> [Goal of the exercise]: Can the lines below, from the one that holds "Output a JSON" to the very end, be echoed exactly, with both ends included and no pictures?

> [Entries provided]:

········

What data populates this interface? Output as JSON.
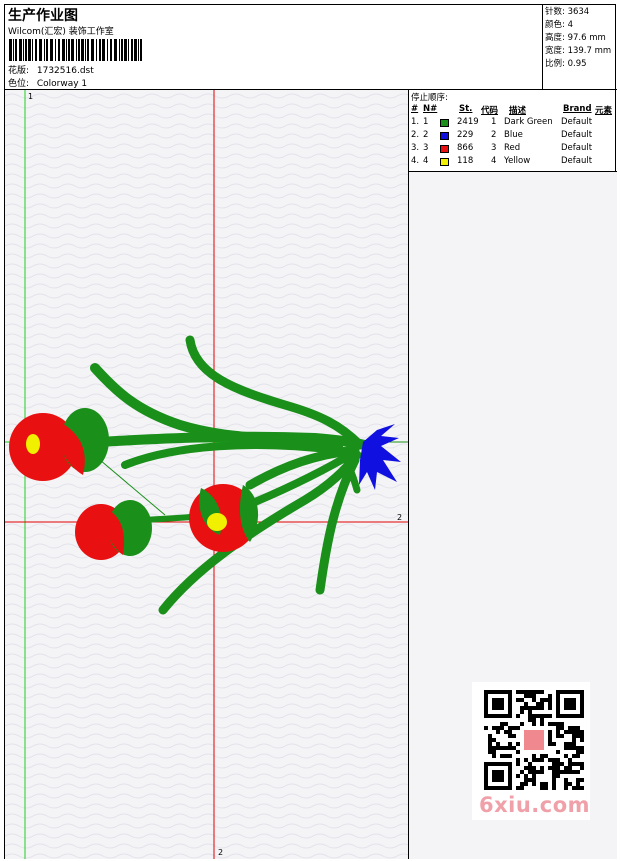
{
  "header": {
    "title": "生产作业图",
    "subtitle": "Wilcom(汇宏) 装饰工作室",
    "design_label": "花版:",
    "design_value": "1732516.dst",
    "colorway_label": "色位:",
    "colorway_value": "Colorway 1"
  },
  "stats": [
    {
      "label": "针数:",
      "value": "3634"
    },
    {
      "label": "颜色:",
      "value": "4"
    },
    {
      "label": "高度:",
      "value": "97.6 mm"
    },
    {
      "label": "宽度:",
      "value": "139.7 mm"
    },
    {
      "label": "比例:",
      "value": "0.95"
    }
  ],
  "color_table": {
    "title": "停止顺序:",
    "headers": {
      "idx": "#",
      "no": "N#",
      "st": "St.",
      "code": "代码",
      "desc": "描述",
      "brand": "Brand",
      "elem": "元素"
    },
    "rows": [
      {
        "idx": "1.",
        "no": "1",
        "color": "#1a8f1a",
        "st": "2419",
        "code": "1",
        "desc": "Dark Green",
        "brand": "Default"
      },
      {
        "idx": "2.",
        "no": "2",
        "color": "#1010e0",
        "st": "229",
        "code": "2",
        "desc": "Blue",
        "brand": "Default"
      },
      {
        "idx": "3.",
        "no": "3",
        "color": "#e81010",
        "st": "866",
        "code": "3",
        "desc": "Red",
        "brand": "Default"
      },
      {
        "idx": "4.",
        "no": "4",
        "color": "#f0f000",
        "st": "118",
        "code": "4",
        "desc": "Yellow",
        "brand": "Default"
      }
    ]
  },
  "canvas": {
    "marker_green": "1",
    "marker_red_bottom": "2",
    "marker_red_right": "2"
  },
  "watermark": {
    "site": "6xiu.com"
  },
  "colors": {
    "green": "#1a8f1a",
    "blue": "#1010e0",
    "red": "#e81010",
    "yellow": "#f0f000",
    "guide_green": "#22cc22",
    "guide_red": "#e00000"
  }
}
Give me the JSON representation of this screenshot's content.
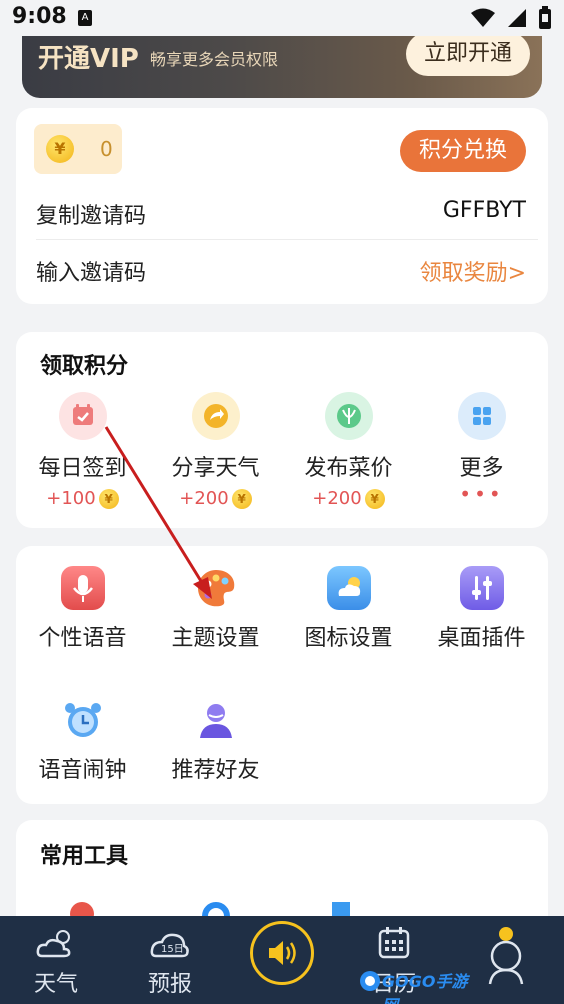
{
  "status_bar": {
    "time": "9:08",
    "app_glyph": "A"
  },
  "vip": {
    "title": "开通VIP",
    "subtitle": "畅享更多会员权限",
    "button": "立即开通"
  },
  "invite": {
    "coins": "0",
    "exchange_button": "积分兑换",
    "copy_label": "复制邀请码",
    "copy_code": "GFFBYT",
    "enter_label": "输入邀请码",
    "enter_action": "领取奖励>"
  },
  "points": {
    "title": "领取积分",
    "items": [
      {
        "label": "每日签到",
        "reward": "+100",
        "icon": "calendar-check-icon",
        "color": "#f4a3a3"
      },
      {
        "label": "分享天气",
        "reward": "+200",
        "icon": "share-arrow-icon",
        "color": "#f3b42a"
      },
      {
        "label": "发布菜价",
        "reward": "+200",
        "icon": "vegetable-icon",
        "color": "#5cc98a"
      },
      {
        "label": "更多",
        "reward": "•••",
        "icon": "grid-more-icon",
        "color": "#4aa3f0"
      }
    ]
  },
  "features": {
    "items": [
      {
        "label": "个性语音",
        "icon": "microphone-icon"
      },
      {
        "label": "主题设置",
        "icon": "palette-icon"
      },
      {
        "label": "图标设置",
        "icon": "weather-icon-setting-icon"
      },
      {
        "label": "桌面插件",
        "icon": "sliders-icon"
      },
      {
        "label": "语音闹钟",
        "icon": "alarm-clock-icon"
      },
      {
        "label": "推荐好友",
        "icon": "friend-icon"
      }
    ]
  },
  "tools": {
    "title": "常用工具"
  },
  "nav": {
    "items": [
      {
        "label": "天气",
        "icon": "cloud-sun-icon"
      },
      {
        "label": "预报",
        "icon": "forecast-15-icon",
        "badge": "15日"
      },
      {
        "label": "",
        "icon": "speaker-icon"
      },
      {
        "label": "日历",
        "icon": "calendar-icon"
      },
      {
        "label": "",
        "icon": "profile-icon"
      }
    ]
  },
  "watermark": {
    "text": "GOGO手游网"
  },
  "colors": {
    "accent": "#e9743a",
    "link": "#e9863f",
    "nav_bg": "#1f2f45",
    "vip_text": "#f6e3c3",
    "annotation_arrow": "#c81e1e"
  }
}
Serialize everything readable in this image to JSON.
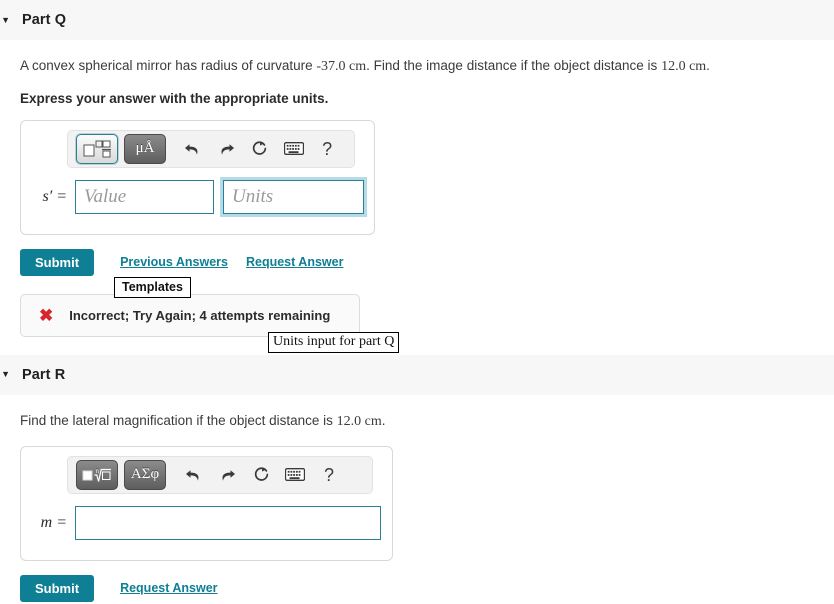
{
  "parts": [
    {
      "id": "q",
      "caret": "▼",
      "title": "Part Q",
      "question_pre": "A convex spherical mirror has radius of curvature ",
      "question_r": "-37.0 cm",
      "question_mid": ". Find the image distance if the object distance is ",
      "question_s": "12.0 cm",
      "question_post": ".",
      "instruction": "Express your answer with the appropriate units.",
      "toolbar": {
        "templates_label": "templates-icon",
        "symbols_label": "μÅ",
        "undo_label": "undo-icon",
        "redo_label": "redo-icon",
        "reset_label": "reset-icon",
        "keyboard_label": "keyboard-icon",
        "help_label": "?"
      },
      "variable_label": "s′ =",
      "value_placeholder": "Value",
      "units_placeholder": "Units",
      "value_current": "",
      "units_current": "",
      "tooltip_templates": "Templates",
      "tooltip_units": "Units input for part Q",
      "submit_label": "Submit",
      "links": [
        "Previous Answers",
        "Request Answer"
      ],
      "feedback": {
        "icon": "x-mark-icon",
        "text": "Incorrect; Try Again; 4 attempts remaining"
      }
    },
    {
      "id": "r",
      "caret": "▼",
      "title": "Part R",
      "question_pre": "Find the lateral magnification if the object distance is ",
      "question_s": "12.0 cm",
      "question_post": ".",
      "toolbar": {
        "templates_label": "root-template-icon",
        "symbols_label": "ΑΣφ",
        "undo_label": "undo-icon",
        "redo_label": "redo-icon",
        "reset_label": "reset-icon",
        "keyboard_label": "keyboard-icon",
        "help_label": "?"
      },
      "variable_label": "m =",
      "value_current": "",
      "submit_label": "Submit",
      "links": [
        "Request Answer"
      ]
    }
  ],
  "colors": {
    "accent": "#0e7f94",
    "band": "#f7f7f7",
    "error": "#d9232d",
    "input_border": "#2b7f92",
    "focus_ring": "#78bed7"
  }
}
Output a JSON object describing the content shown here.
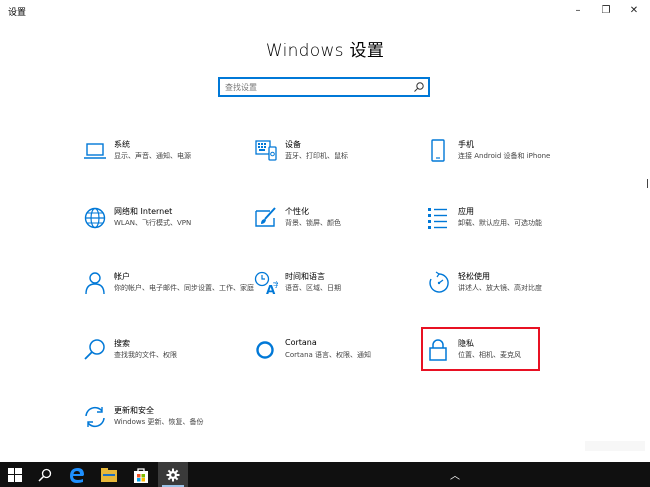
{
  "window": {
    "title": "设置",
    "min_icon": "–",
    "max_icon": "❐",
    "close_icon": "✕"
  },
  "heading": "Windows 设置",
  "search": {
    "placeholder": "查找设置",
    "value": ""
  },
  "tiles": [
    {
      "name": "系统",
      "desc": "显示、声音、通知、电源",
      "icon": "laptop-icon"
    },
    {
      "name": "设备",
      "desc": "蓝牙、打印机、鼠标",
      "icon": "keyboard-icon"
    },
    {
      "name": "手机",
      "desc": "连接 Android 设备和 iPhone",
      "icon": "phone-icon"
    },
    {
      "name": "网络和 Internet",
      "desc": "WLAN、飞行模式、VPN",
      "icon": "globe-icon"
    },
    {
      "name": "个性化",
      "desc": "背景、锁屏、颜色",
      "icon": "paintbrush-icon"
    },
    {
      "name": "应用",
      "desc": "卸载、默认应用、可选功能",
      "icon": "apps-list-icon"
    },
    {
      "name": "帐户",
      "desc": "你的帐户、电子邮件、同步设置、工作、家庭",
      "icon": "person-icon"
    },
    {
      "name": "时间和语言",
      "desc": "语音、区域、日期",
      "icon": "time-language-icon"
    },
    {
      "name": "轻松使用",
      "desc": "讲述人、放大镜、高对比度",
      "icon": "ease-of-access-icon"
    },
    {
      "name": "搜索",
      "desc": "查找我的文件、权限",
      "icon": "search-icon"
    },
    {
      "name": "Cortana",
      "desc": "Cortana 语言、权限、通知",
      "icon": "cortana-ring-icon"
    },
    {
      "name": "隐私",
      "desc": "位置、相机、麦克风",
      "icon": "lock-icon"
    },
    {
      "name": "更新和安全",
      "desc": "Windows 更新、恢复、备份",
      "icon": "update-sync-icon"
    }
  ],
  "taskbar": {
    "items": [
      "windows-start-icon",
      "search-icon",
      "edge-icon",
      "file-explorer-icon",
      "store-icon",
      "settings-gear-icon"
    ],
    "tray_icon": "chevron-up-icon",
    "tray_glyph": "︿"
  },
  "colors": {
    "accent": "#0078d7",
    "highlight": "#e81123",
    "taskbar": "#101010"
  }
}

········

> [Full solution]:
Output a JSON object describing the content shown here.
{
  "window": {
    "title": "设置",
    "min_icon": "–",
    "max_icon": "❐",
    "close_icon": "✕"
  },
  "heading": "Windows 设置",
  "search": {
    "placeholder": "查找设置",
    "value": ""
  },
  "tiles": [
    {
      "name": "系统",
      "desc": "显示、声音、通知、电源",
      "icon": "laptop-icon"
    },
    {
      "name": "设备",
      "desc": "蓝牙、打印机、鼠标",
      "icon": "keyboard-icon"
    },
    {
      "name": "手机",
      "desc": "连接 Android 设备和 iPhone",
      "icon": "phone-icon"
    },
    {
      "name": "网络和 Internet",
      "desc": "WLAN、飞行模式、VPN",
      "icon": "globe-icon"
    },
    {
      "name": "个性化",
      "desc": "背景、锁屏、颜色",
      "icon": "paintbrush-icon"
    },
    {
      "name": "应用",
      "desc": "卸载、默认应用、可选功能",
      "icon": "apps-list-icon"
    },
    {
      "name": "帐户",
      "desc": "你的帐户、电子邮件、同步设置、工作、家庭",
      "icon": "person-icon"
    },
    {
      "name": "时间和语言",
      "desc": "语音、区域、日期",
      "icon": "time-language-icon"
    },
    {
      "name": "轻松使用",
      "desc": "讲述人、放大镜、高对比度",
      "icon": "ease-of-access-icon"
    },
    {
      "name": "搜索",
      "desc": "查找我的文件、权限",
      "icon": "search-icon"
    },
    {
      "name": "Cortana",
      "desc": "Cortana 语言、权限、通知",
      "icon": "cortana-ring-icon"
    },
    {
      "name": "隐私",
      "desc": "位置、相机、麦克风",
      "icon": "lock-icon"
    },
    {
      "name": "更新和安全",
      "desc": "Windows 更新、恢复、备份",
      "icon": "update-sync-icon"
    }
  ],
  "taskbar": {
    "items": [
      "windows-start-icon",
      "search-icon",
      "edge-icon",
      "file-explorer-icon",
      "store-icon",
      "settings-gear-icon"
    ],
    "tray_icon": "chevron-up-icon",
    "tray_glyph": "︿"
  },
  "colors": {
    "accent": "#0078d7",
    "highlight": "#e81123",
    "taskbar": "#101010"
  }
}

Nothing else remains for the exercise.